(TASK MATERIAL):
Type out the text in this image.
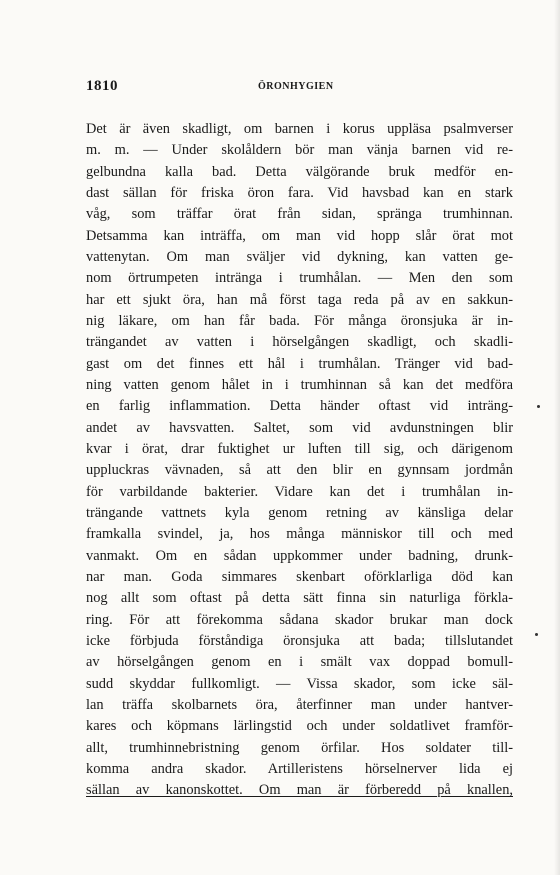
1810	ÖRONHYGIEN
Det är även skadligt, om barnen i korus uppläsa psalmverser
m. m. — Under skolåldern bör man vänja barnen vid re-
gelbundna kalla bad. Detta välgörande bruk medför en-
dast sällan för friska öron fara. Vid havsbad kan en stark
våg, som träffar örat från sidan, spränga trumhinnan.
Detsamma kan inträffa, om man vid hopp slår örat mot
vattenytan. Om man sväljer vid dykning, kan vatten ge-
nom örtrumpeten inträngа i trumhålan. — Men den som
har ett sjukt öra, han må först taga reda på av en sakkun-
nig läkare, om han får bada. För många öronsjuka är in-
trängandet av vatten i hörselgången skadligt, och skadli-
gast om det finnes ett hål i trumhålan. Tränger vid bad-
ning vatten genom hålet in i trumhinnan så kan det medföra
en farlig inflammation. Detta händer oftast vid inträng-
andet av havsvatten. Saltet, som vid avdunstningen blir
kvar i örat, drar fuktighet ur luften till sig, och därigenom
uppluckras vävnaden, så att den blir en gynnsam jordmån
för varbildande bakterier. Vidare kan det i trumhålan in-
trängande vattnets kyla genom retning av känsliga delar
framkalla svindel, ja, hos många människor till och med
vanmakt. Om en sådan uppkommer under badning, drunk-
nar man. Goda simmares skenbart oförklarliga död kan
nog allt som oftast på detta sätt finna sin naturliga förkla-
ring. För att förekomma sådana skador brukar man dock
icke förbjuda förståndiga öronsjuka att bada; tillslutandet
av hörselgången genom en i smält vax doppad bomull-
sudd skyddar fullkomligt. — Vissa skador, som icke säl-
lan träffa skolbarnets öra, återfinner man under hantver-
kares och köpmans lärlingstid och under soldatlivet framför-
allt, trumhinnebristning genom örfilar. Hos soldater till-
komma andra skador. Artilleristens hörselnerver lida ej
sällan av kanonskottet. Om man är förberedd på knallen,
--
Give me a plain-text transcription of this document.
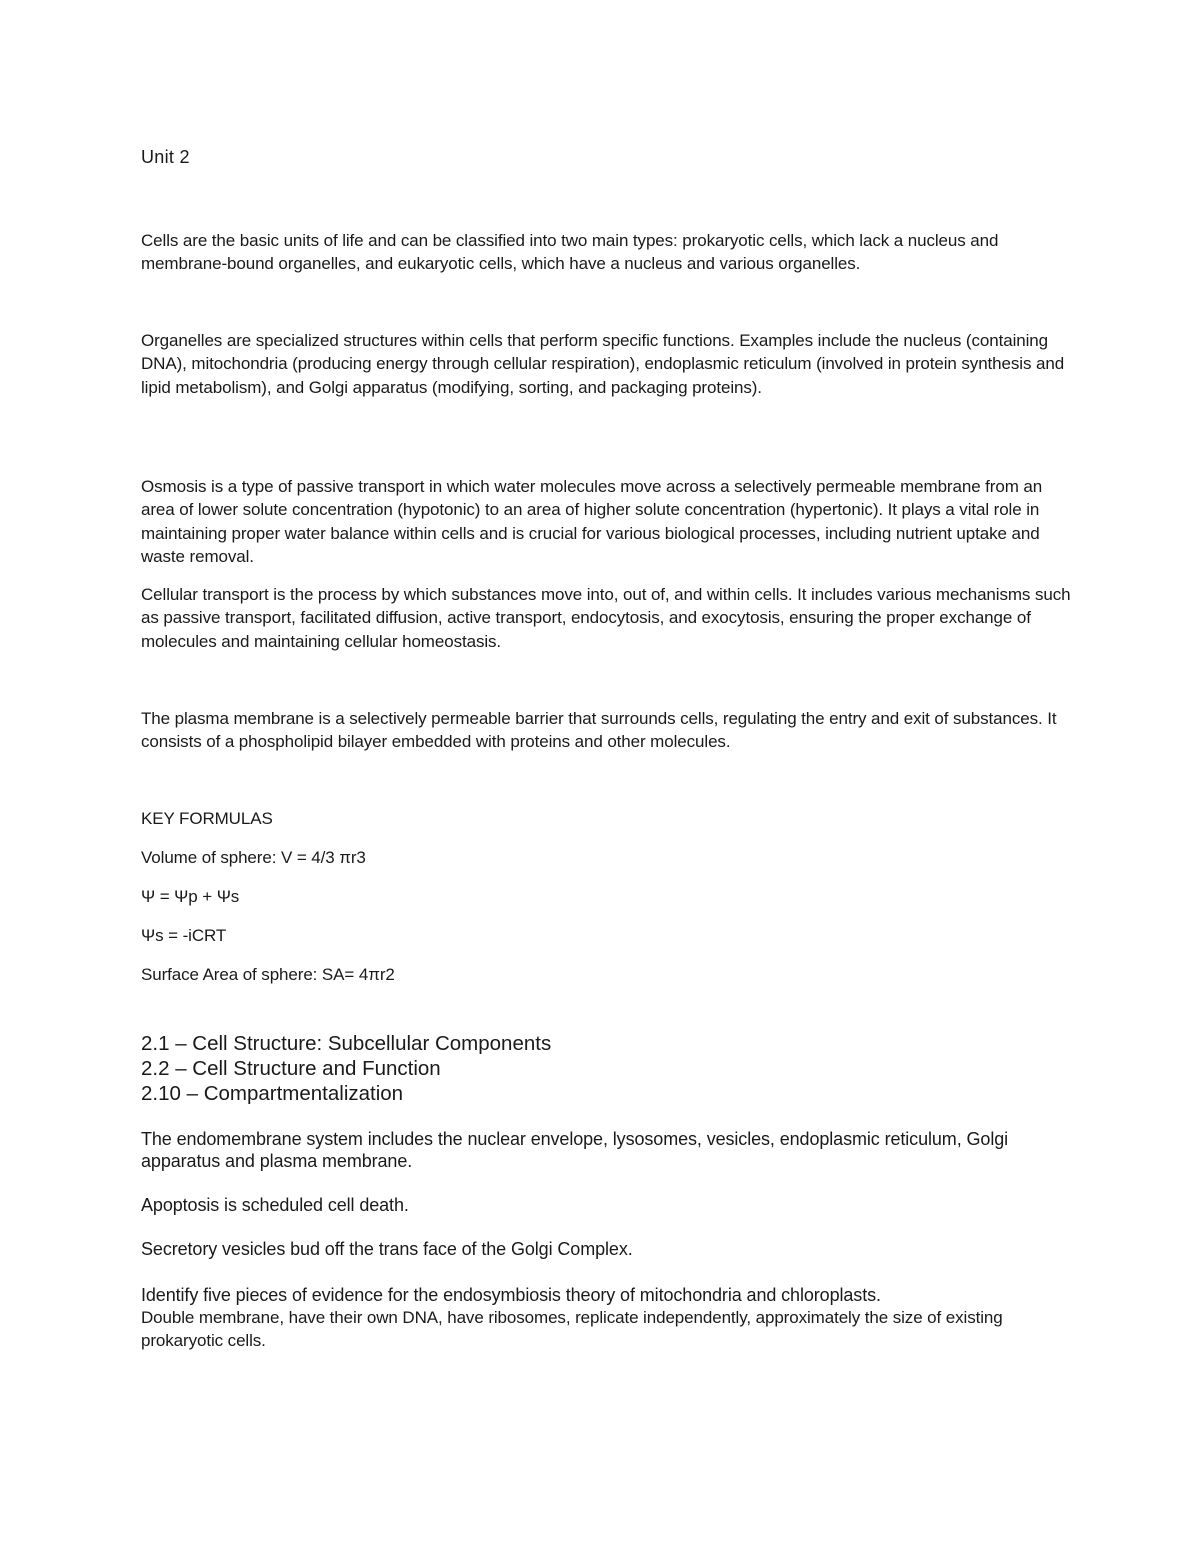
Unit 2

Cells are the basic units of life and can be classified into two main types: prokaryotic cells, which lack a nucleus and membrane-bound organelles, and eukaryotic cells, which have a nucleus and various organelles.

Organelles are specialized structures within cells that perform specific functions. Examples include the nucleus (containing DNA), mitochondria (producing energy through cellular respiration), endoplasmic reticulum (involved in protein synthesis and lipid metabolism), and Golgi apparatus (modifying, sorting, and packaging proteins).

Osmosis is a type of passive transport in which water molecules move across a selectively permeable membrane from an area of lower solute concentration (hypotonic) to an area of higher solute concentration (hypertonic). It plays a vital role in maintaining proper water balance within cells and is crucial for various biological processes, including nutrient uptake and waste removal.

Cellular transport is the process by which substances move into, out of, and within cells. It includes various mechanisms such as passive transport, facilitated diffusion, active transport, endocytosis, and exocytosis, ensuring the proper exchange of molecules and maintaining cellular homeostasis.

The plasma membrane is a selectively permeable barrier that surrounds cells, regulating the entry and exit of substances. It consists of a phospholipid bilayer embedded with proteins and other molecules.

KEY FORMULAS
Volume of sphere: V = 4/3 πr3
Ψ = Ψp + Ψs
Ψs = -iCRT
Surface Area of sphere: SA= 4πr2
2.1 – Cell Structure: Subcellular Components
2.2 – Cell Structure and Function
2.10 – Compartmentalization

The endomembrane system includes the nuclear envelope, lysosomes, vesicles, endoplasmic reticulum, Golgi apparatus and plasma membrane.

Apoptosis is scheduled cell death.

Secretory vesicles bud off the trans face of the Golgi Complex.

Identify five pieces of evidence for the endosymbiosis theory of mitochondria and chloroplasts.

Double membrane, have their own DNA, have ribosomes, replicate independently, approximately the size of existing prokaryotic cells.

(PROBLEM STATEMENT): Search the records above for the string "blir". Report each line that has it.

(RESPONSE AREA):
andet av havsvatten. Saltet, som vid avdunstningen blir
uppluckras vävnaden, så att den blir en gynnsam jordmån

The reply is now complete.